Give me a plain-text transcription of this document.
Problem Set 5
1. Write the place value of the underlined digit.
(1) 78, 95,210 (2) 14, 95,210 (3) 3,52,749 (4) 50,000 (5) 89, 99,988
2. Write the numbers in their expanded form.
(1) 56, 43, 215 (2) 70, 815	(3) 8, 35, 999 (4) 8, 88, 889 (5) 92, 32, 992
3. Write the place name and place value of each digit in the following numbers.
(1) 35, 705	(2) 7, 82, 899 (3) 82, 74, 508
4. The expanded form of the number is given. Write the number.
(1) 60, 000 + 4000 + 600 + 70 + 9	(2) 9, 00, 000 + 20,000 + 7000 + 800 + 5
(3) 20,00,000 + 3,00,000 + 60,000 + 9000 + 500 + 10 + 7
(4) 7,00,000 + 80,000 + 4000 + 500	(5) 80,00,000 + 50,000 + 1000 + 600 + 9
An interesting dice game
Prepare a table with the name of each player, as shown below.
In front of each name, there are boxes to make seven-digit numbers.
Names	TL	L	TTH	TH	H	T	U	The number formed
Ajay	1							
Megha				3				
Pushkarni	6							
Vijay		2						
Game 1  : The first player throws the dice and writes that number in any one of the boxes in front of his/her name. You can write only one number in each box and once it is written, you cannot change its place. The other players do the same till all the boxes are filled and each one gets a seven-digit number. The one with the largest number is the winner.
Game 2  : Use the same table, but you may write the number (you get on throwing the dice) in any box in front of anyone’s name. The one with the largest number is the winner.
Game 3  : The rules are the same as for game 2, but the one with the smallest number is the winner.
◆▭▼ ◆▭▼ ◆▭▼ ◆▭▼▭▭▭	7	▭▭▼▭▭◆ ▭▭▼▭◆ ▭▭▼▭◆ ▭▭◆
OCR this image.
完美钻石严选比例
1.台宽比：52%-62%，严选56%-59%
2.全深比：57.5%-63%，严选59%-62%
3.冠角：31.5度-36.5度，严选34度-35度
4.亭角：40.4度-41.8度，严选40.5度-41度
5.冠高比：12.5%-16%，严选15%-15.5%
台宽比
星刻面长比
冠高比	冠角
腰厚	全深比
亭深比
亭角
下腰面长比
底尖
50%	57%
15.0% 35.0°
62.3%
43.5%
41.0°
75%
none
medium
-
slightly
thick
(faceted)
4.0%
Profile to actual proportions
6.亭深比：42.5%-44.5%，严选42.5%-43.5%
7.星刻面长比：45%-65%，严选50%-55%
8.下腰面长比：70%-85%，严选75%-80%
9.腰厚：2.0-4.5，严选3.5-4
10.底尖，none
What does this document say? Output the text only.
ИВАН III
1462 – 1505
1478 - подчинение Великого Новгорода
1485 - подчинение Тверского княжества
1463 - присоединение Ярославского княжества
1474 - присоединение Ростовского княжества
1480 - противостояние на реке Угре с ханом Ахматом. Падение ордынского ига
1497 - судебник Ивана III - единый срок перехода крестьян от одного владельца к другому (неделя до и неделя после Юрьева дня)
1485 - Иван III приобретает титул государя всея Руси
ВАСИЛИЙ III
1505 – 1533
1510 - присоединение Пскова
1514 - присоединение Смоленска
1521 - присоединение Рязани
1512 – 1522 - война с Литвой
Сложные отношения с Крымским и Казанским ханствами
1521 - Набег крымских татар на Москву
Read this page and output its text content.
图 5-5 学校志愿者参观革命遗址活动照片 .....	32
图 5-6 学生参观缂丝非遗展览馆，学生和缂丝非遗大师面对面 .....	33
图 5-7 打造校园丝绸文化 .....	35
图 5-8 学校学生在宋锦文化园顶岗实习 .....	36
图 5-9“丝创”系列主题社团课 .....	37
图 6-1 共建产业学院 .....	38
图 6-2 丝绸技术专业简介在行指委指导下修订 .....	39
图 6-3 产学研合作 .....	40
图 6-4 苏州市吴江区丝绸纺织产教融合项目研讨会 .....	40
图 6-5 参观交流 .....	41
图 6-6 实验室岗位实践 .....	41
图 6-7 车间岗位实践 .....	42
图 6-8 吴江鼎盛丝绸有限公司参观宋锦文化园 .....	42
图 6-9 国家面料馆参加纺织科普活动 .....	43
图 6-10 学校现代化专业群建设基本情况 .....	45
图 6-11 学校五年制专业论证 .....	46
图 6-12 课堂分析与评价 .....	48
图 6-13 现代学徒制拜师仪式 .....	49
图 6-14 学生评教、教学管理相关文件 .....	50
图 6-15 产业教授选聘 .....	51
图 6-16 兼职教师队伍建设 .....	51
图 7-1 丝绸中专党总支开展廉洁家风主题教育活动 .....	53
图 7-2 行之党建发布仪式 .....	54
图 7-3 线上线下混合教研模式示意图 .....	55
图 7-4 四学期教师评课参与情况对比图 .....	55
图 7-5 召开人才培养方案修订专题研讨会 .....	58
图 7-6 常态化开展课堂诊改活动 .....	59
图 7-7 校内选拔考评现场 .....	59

▶ Task instructions: Can you restate every record above word for word?

▶ Worked solution:
Give me a plain-text transcription of this document.
Problem Set 5
1. Write the place value of the underlined digit.
(1) 78, 95,210 (2) 14, 95,210 (3) 3,52,749 (4) 50,000 (5) 89, 99,988
2. Write the numbers in their expanded form.
(1) 56, 43, 215 (2) 70, 815	(3) 8, 35, 999 (4) 8, 88, 889 (5) 92, 32, 992
3. Write the place name and place value of each digit in the following numbers.
(1) 35, 705	(2) 7, 82, 899 (3) 82, 74, 508
4. The expanded form of the number is given. Write the number.
(1) 60, 000 + 4000 + 600 + 70 + 9	(2) 9, 00, 000 + 20,000 + 7000 + 800 + 5
(3) 20,00,000 + 3,00,000 + 60,000 + 9000 + 500 + 10 + 7
(4) 7,00,000 + 80,000 + 4000 + 500	(5) 80,00,000 + 50,000 + 1000 + 600 + 9
An interesting dice game
Prepare a table with the name of each player, as shown below.
In front of each name, there are boxes to make seven-digit numbers.
Names	TL	L	TTH	TH	H	T	U	The number formed
Ajay	1							
Megha				3				
Pushkarni	6							
Vijay		2						
Game 1  : The first player throws the dice and writes that number in any one of the boxes in front of his/her name. You can write only one number in each box and once it is written, you cannot change its place. The other players do the same till all the boxes are filled and each one gets a seven-digit number. The one with the largest number is the winner.
Game 2  : Use the same table, but you may write the number (you get on throwing the dice) in any box in front of anyone’s name. The one with the largest number is the winner.
Game 3  : The rules are the same as for game 2, but the one with the smallest number is the winner.
◆▭▼ ◆▭▼ ◆▭▼ ◆▭▼▭▭▭	7	▭▭▼▭▭◆ ▭▭▼▭◆ ▭▭▼▭◆ ▭▭◆
OCR this image.
完美钻石严选比例
1.台宽比：52%-62%，严选56%-59%
2.全深比：57.5%-63%，严选59%-62%
3.冠角：31.5度-36.5度，严选34度-35度
4.亭角：40.4度-41.8度，严选40.5度-41度
5.冠高比：12.5%-16%，严选15%-15.5%
台宽比
星刻面长比
冠高比	冠角
腰厚	全深比
亭深比
亭角
下腰面长比
底尖
50%	57%
15.0% 35.0°
62.3%
43.5%
41.0°
75%
none
medium
-
slightly
thick
(faceted)
4.0%
Profile to actual proportions
6.亭深比：42.5%-44.5%，严选42.5%-43.5%
7.星刻面长比：45%-65%，严选50%-55%
8.下腰面长比：70%-85%，严选75%-80%
9.腰厚：2.0-4.5，严选3.5-4
10.底尖，none
What does this document say? Output the text only.
ИВАН III
1462 – 1505
1478 - подчинение Великого Новгорода
1485 - подчинение Тверского княжества
1463 - присоединение Ярославского княжества
1474 - присоединение Ростовского княжества
1480 - противостояние на реке Угре с ханом Ахматом. Падение ордынского ига
1497 - судебник Ивана III - единый срок перехода крестьян от одного владельца к другому (неделя до и неделя после Юрьева дня)
1485 - Иван III приобретает титул государя всея Руси
ВАСИЛИЙ III
1505 – 1533
1510 - присоединение Пскова
1514 - присоединение Смоленска
1521 - присоединение Рязани
1512 – 1522 - война с Литвой
Сложные отношения с Крымским и Казанским ханствами
1521 - Набег крымских татар на Москву
Read this page and output its text content.
图 5-5 学校志愿者参观革命遗址活动照片 .....	32
图 5-6 学生参观缂丝非遗展览馆，学生和缂丝非遗大师面对面 .....	33
图 5-7 打造校园丝绸文化 .....	35
图 5-8 学校学生在宋锦文化园顶岗实习 .....	36
图 5-9“丝创”系列主题社团课 .....	37
图 6-1 共建产业学院 .....	38
图 6-2 丝绸技术专业简介在行指委指导下修订 .....	39
图 6-3 产学研合作 .....	40
图 6-4 苏州市吴江区丝绸纺织产教融合项目研讨会 .....	40
图 6-5 参观交流 .....	41
图 6-6 实验室岗位实践 .....	41
图 6-7 车间岗位实践 .....	42
图 6-8 吴江鼎盛丝绸有限公司参观宋锦文化园 .....	42
图 6-9 国家面料馆参加纺织科普活动 .....	43
图 6-10 学校现代化专业群建设基本情况 .....	45
图 6-11 学校五年制专业论证 .....	46
图 6-12 课堂分析与评价 .....	48
图 6-13 现代学徒制拜师仪式 .....	49
图 6-14 学生评教、教学管理相关文件 .....	50
图 6-15 产业教授选聘 .....	51
图 6-16 兼职教师队伍建设 .....	51
图 7-1 丝绸中专党总支开展廉洁家风主题教育活动 .....	53
图 7-2 行之党建发布仪式 .....	54
图 7-3 线上线下混合教研模式示意图 .....	55
图 7-4 四学期教师评课参与情况对比图 .....	55
图 7-5 召开人才培养方案修订专题研讨会 .....	58
图 7-6 常态化开展课堂诊改活动 .....	59
图 7-7 校内选拔考评现场 .....	59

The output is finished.